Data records

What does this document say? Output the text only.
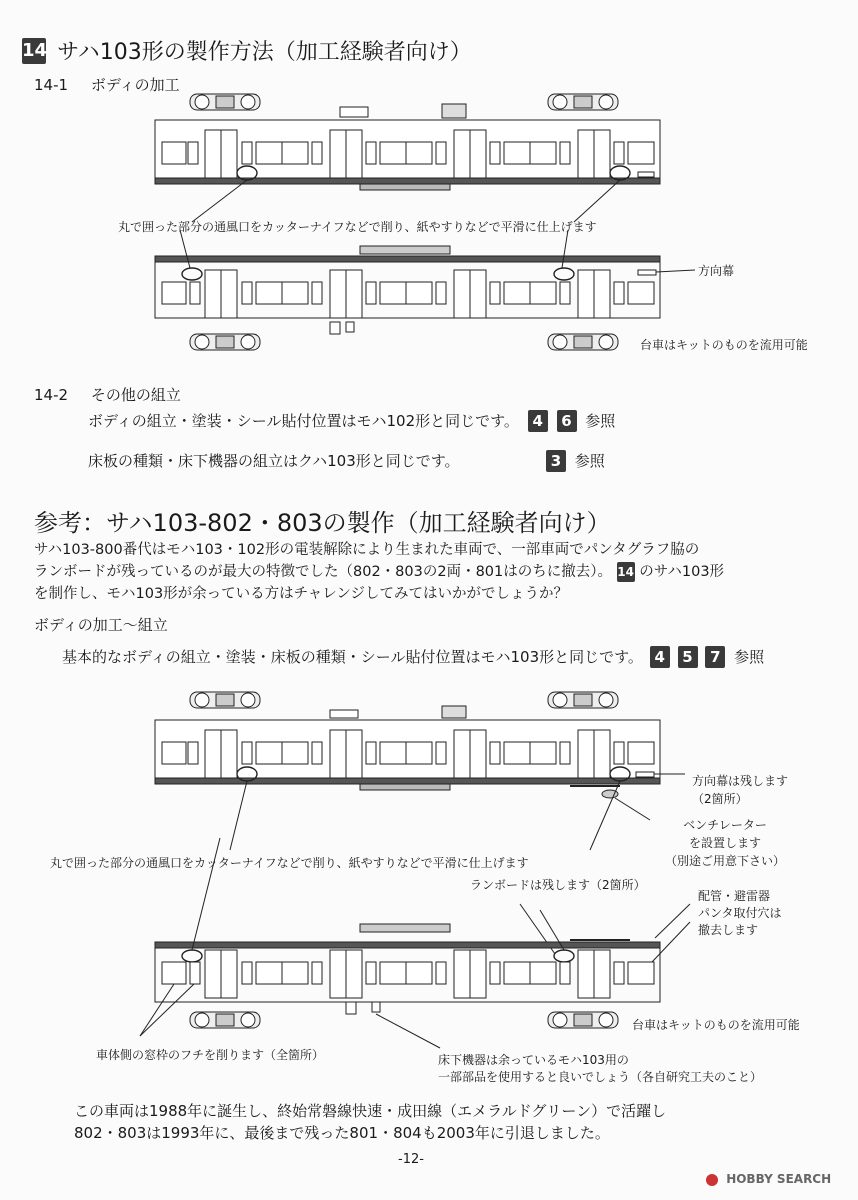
14 サハ103形の製作方法（加工経験者向け）
14-1 ボディの加工
丸で囲った部分の通風口をカッターナイフなどで削り、紙やすりなどで平滑に仕上げます
方向幕
台車はキットのものを流用可能
14-2 その他の組立
ボディの組立・塗装・シール貼付位置はモハ102形と同じです。 4 6 参照
床板の種類・床下機器の組立はクハ103形と同じです。	3 参照
参考：サハ103-802・803の製作（加工経験者向け）
サハ103-800番代はモハ103・102形の電装解除により生まれた車両で、一部車両でパンタグラフ脇の
ランボードが残っているのが最大の特徴でした（802・803の2両・801はのちに撤去）。 14 のサハ103形
を制作し、モハ103形が余っている方はチャレンジしてみてはいかがでしょうか？
ボディの加工～組立
基本的なボディの組立・塗装・床板の種類・シール貼付位置はモハ103形と同じです。 4 5 7 参照
方向幕は残します
（2箇所）
ベンチレーター
を設置します
（別途ご用意下さい）
丸で囲った部分の通風口をカッターナイフなどで削り、紙やすりなどで平滑に仕上げます
ランボードは残します（2箇所）
配管・避雷器
パンタ取付穴は
撤去します
台車はキットのものを流用可能
車体側の窓枠のフチを削ります（全箇所）	床下機器は余っているモハ103用の
一部部品を使用すると良いでしょう（各自研究工夫のこと）
この車両は1988年に誕生し、終始常磐線快速・成田線（エメラルドグリーン）で活躍し
802・803は1993年に、最後まで残った801・804も2003年に引退しました。
-12-
HOBBY SEARCH
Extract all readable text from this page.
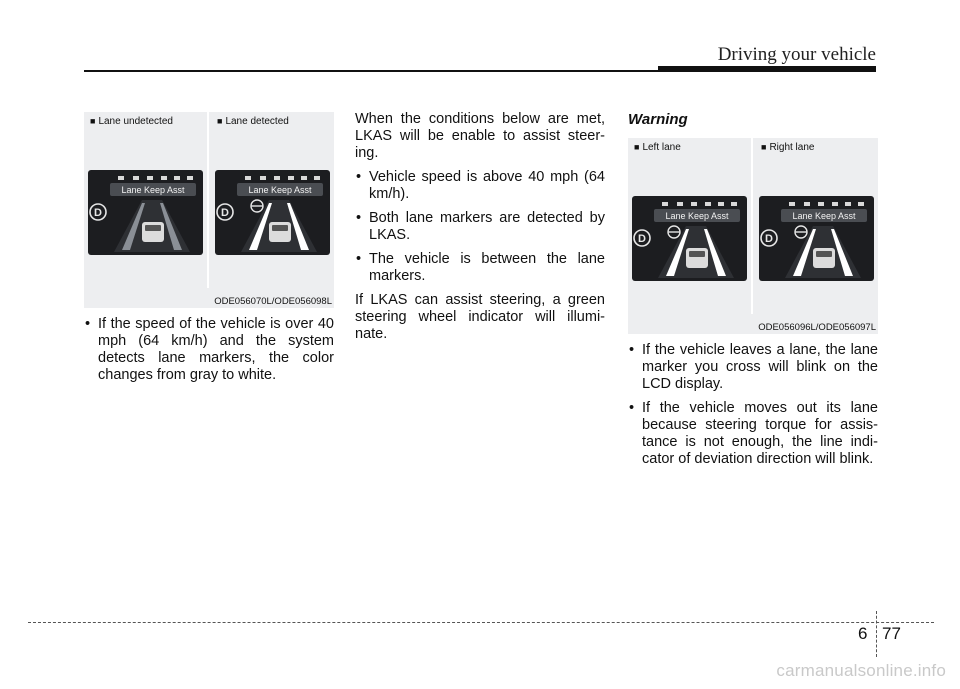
Driving your vehicle
■ Lane undetected
Lane Keep Asst
D
■ Lane detected
Lane Keep Asst
D
ODE056070L/ODE056098L
• If the speed of the vehicle is over 40 mph (64 km/h) and the system detects lane markers, the color changes from gray to white.

When the conditions below are met, LKAS will be enable to assist steer- ing.

• Vehicle speed is above 40 mph (64 km/h).
• Both lane markers are detected by LKAS.
• The vehicle is between the lane markers.

If LKAS can assist steering, a green steering wheel indicator will illumi- nate.

Warning
■ Left lane
Lane Keep Asst
D
■ Right lane
Lane Keep Asst
D
ODE056096L/ODE056097L
• If the vehicle leaves a lane, the lane marker you cross will blink on the LCD display.
• If the vehicle moves out its lane because steering torque for assis- tance is not enough, the line indi- cator of deviation direction will blink.
6 77
carmanualsonline.info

> [Problem requirements]: Transcribe the records verbatim and omit the images.

> [Written answer]:
What does this document say? Output the text only.
14 サハ103形の製作方法（加工経験者向け）
14-1 ボディの加工
丸で囲った部分の通風口をカッターナイフなどで削り、紙やすりなどで平滑に仕上げます
方向幕
台車はキットのものを流用可能
14-2 その他の組立
ボディの組立・塗装・シール貼付位置はモハ102形と同じです。 4 6 参照
床板の種類・床下機器の組立はクハ103形と同じです。	3 参照
参考：サハ103-802・803の製作（加工経験者向け）
サハ103-800番代はモハ103・102形の電装解除により生まれた車両で、一部車両でパンタグラフ脇の
ランボードが残っているのが最大の特徴でした（802・803の2両・801はのちに撤去）。 14 のサハ103形
を制作し、モハ103形が余っている方はチャレンジしてみてはいかがでしょうか？
ボディの加工～組立
基本的なボディの組立・塗装・床板の種類・シール貼付位置はモハ103形と同じです。 4 5 7 参照
方向幕は残します
（2箇所）
ベンチレーター
を設置します
（別途ご用意下さい）
丸で囲った部分の通風口をカッターナイフなどで削り、紙やすりなどで平滑に仕上げます
ランボードは残します（2箇所）
配管・避雷器
パンタ取付穴は
撤去します
台車はキットのものを流用可能
車体側の窓枠のフチを削ります（全箇所）	床下機器は余っているモハ103用の
一部部品を使用すると良いでしょう（各自研究工夫のこと）
この車両は1988年に誕生し、終始常磐線快速・成田線（エメラルドグリーン）で活躍し
802・803は1993年に、最後まで残った801・804も2003年に引退しました。
-12-
HOBBY SEARCH
Extract all readable text from this page.
Driving your vehicle
■ Lane undetected
Lane Keep Asst
D
■ Lane detected
Lane Keep Asst
D
ODE056070L/ODE056098L
• If the speed of the vehicle is over 40 mph (64 km/h) and the system detects lane markers, the color changes from gray to white.

When the conditions below are met, LKAS will be enable to assist steer- ing.

• Vehicle speed is above 40 mph (64 km/h).
• Both lane markers are detected by LKAS.
• The vehicle is between the lane markers.

If LKAS can assist steering, a green steering wheel indicator will illumi- nate.

Warning
■ Left lane
Lane Keep Asst
D
■ Right lane
Lane Keep Asst
D
ODE056096L/ODE056097L
• If the vehicle leaves a lane, the lane marker you cross will blink on the LCD display.
• If the vehicle moves out its lane because steering torque for assis- tance is not enough, the line indi- cator of deviation direction will blink.
6 77
carmanualsonline.info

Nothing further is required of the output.